■ Problem details: In the listing that follows, count the lines holding the word "dash" and report only that number.

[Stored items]
****************

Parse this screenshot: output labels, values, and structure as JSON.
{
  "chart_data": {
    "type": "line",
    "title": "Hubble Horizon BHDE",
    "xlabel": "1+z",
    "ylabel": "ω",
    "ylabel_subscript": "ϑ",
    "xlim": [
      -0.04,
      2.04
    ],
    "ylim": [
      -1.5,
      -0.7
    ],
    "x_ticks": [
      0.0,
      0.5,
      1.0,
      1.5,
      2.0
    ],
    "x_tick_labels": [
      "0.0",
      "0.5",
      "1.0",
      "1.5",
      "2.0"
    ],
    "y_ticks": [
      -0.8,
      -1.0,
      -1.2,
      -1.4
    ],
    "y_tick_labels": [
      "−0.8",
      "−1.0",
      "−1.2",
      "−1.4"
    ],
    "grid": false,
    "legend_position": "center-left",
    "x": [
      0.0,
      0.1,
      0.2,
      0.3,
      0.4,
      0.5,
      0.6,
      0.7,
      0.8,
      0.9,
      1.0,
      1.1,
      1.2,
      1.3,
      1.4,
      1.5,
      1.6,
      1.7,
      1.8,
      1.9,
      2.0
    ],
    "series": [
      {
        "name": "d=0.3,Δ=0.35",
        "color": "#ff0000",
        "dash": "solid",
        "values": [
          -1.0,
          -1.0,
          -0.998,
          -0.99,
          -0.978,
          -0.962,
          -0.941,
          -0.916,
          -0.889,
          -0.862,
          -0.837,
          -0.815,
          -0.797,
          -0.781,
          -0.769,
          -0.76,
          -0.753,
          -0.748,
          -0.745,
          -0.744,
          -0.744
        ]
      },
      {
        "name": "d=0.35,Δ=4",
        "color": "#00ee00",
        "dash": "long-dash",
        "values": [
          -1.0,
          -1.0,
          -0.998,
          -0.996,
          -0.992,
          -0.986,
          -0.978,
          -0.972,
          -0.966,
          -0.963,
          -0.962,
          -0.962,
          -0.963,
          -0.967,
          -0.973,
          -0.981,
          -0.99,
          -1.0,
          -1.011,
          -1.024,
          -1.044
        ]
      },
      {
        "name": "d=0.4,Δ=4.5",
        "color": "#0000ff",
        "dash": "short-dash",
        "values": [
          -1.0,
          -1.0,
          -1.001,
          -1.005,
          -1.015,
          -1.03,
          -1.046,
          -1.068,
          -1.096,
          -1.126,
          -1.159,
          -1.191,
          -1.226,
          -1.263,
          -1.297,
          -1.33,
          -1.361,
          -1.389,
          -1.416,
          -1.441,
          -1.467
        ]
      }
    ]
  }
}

****************

■ Task answer: 3